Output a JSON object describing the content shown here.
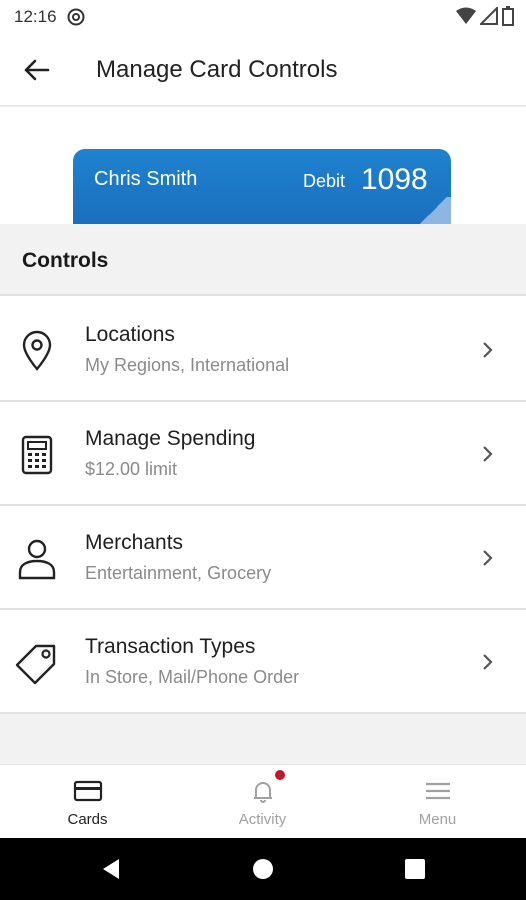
{
  "status_bar": {
    "time": "12:16"
  },
  "header": {
    "title": "Manage Card Controls"
  },
  "card": {
    "holder": "Chris Smith",
    "type": "Debit",
    "last4": "1098",
    "color": "#1f82cf"
  },
  "controls": {
    "heading": "Controls"
  },
  "items": [
    {
      "title": "Locations",
      "subtitle": "My Regions, International",
      "icon": "location-pin-icon"
    },
    {
      "title": "Manage Spending",
      "subtitle": "$12.00 limit",
      "icon": "calculator-icon"
    },
    {
      "title": "Merchants",
      "subtitle": "Entertainment, Grocery",
      "icon": "person-icon"
    },
    {
      "title": "Transaction Types",
      "subtitle": "In Store, Mail/Phone Order",
      "icon": "tag-icon"
    }
  ],
  "bottom_nav": [
    {
      "label": "Cards",
      "icon": "card-icon",
      "active": true
    },
    {
      "label": "Activity",
      "icon": "bell-icon",
      "active": false
    },
    {
      "label": "Menu",
      "icon": "hamburger-icon",
      "active": false
    }
  ],
  "colors": {
    "notification_dot": "#c0182c",
    "card_blue": "#1f82cf"
  }
}
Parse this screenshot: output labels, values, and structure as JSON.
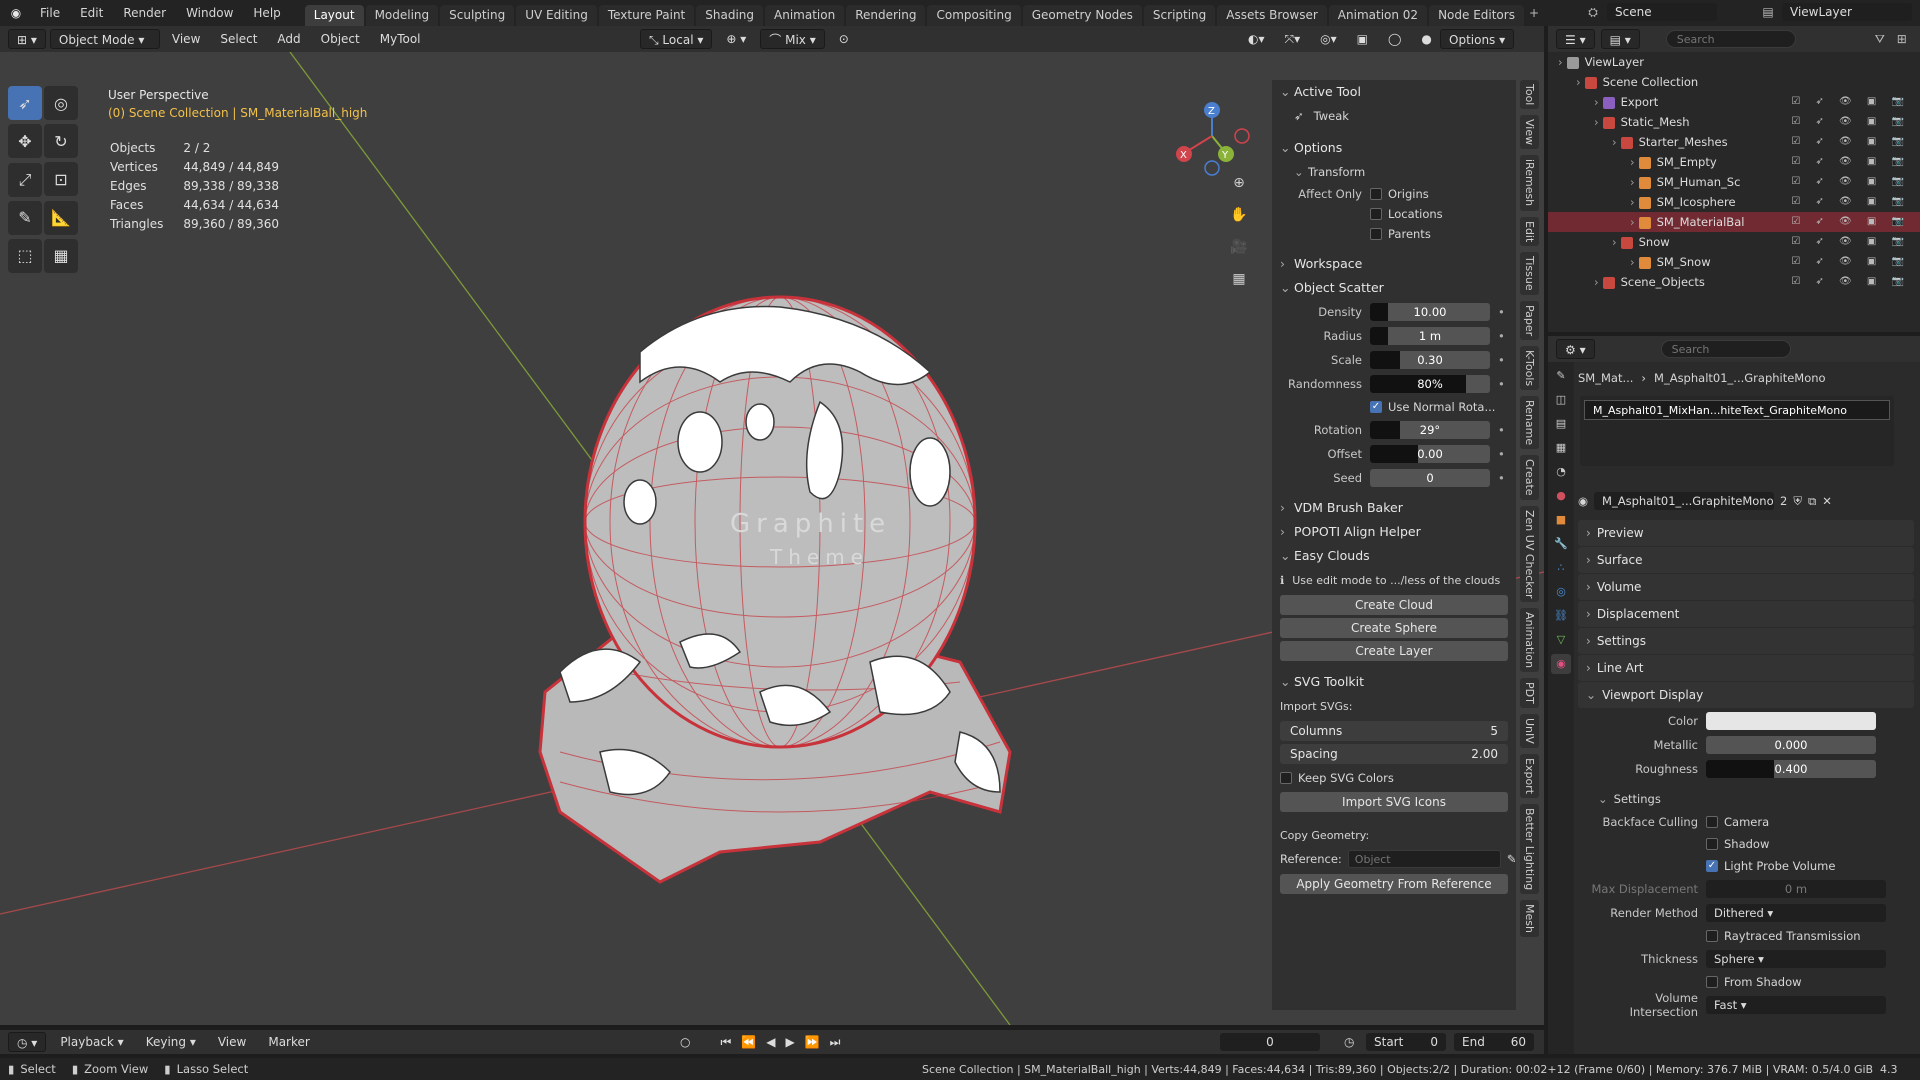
{
  "topbar": {
    "menus": [
      "File",
      "Edit",
      "Render",
      "Window",
      "Help"
    ],
    "workspaces": [
      "Layout",
      "Modeling",
      "Sculpting",
      "UV Editing",
      "Texture Paint",
      "Shading",
      "Animation",
      "Rendering",
      "Compositing",
      "Geometry Nodes",
      "Scripting",
      "Assets Browser",
      "Animation 02",
      "Node Editors"
    ],
    "active_workspace": "Layout",
    "scene": "Scene",
    "view_layer": "ViewLayer"
  },
  "viewport_header": {
    "mode": "Object Mode",
    "menus": [
      "View",
      "Select",
      "Add",
      "Object",
      "MyTool"
    ],
    "transform_orientation": "Local",
    "snap": "Mix",
    "options": "Options"
  },
  "viewport": {
    "perspective": "User Perspective",
    "collection_line": "(0) Scene Collection | SM_MaterialBall_high",
    "stats": [
      {
        "label": "Objects",
        "value": "2 / 2"
      },
      {
        "label": "Vertices",
        "value": "44,849 / 44,849"
      },
      {
        "label": "Edges",
        "value": "89,338 / 89,338"
      },
      {
        "label": "Faces",
        "value": "44,634 / 44,634"
      },
      {
        "label": "Triangles",
        "value": "89,360 / 89,360"
      }
    ],
    "text_on_ball": [
      "Graphite",
      "Theme"
    ]
  },
  "npanel": {
    "active_tool": {
      "title": "Active Tool",
      "tool": "Tweak"
    },
    "options": {
      "title": "Options",
      "transform": "Transform",
      "affect_only": "Affect Only",
      "items": [
        "Origins",
        "Locations",
        "Parents"
      ]
    },
    "workspace": "Workspace",
    "object_scatter": {
      "title": "Object Scatter",
      "rows": [
        {
          "label": "Density",
          "value": "10.00"
        },
        {
          "label": "Radius",
          "value": "1 m"
        },
        {
          "label": "Scale",
          "value": "0.30"
        },
        {
          "label": "Randomness",
          "value": "80%"
        }
      ],
      "use_normal": "Use Normal Rota...",
      "rows2": [
        {
          "label": "Rotation",
          "value": "29°"
        },
        {
          "label": "Offset",
          "value": "0.00"
        },
        {
          "label": "Seed",
          "value": "0"
        }
      ]
    },
    "vdm": "VDM Brush Baker",
    "popoti": "POPOTI Align Helper",
    "easy_clouds": {
      "title": "Easy Clouds",
      "hint": "Use edit mode to .../less of the clouds",
      "buttons": [
        "Create Cloud",
        "Create Sphere",
        "Create Layer"
      ]
    },
    "svg_toolkit": {
      "title": "SVG Toolkit",
      "import_label": "Import SVGs:",
      "columns_label": "Columns",
      "columns_value": "5",
      "spacing_label": "Spacing",
      "spacing_value": "2.00",
      "keep_colors": "Keep SVG Colors",
      "import_btn": "Import SVG Icons",
      "copy_geo": "Copy Geometry:",
      "reference_label": "Reference:",
      "reference_placeholder": "Object",
      "apply_btn": "Apply Geometry From Reference"
    }
  },
  "side_tabs": [
    "Tool",
    "View",
    "iRemesh",
    "Edit",
    "Tissue",
    "Paper",
    "K-Tools",
    "Rename",
    "Create",
    "Zen UV Checker",
    "Animation",
    "PDT",
    "UnIV",
    "Export",
    "Better Lighting",
    "Mesh"
  ],
  "outliner": {
    "search_placeholder": "Search",
    "rows": [
      {
        "name": "ViewLayer",
        "indent": 0,
        "color": "#9a9a9a"
      },
      {
        "name": "Scene Collection",
        "indent": 1,
        "color": "#c8473f"
      },
      {
        "name": "Export",
        "indent": 2,
        "color": "#8a5fbf"
      },
      {
        "name": "Static_Mesh",
        "indent": 2,
        "color": "#c8473f"
      },
      {
        "name": "Starter_Meshes",
        "indent": 3,
        "color": "#c8473f"
      },
      {
        "name": "SM_Empty",
        "indent": 4,
        "color": "#e08a3b"
      },
      {
        "name": "SM_Human_Sc",
        "indent": 4,
        "color": "#e08a3b"
      },
      {
        "name": "SM_Icosphere",
        "indent": 4,
        "color": "#e08a3b"
      },
      {
        "name": "SM_MaterialBal",
        "indent": 4,
        "color": "#e08a3b",
        "selected": true
      },
      {
        "name": "Snow",
        "indent": 3,
        "color": "#c8473f"
      },
      {
        "name": "SM_Snow",
        "indent": 4,
        "color": "#e08a3b"
      },
      {
        "name": "Scene_Objects",
        "indent": 2,
        "color": "#c8473f"
      }
    ]
  },
  "properties": {
    "search_placeholder": "Search",
    "breadcrumb_obj": "SM_Mat...",
    "breadcrumb_mat": "M_Asphalt01_...GraphiteMono",
    "slot_name": "M_Asphalt01_MixHan...hiteText_GraphiteMono",
    "material_name": "M_Asphalt01_...GraphiteMono",
    "users": "2",
    "sections": [
      "Preview",
      "Surface",
      "Volume",
      "Displacement",
      "Settings",
      "Line Art"
    ],
    "viewport_display": {
      "title": "Viewport Display",
      "color_label": "Color",
      "metallic_label": "Metallic",
      "metallic_value": "0.000",
      "roughness_label": "Roughness",
      "roughness_value": "0.400"
    },
    "settings": {
      "title": "Settings",
      "backface_label": "Backface Culling",
      "camera": "Camera",
      "shadow": "Shadow",
      "light_probe": "Light Probe Volume",
      "max_disp_label": "Max Displacement",
      "max_disp_value": "0 m",
      "render_method_label": "Render Method",
      "render_method_value": "Dithered",
      "raytraced": "Raytraced Transmission",
      "thickness_label": "Thickness",
      "thickness_value": "Sphere",
      "from_shadow": "From Shadow",
      "vol_int_label": "Volume Intersection",
      "vol_int_value": "Fast"
    }
  },
  "timeline": {
    "menus": [
      "Playback",
      "Keying",
      "View",
      "Marker"
    ],
    "current_frame": "0",
    "start_label": "Start",
    "start": "0",
    "end_label": "End",
    "end": "60"
  },
  "statusbar": {
    "left": [
      "Select",
      "Zoom View",
      "Lasso Select"
    ],
    "right": "Scene Collection | SM_MaterialBall_high | Verts:44,849 | Faces:44,634 | Tris:89,360 | Objects:2/2 | Duration: 00:02+12 (Frame 0/60) | Memory: 376.7 MiB | VRAM: 0.5/4.0 GiB",
    "version": "4.3"
  },
  "colors": {
    "accent": "#4772b3",
    "selected_row": "#712a31",
    "wire": "#c8323a"
  }
}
--
▶ _Exercise prompt_
Count every line in the data that contains the word "ViewLayer", then give that count and nothing else.

▶ _Written response_
2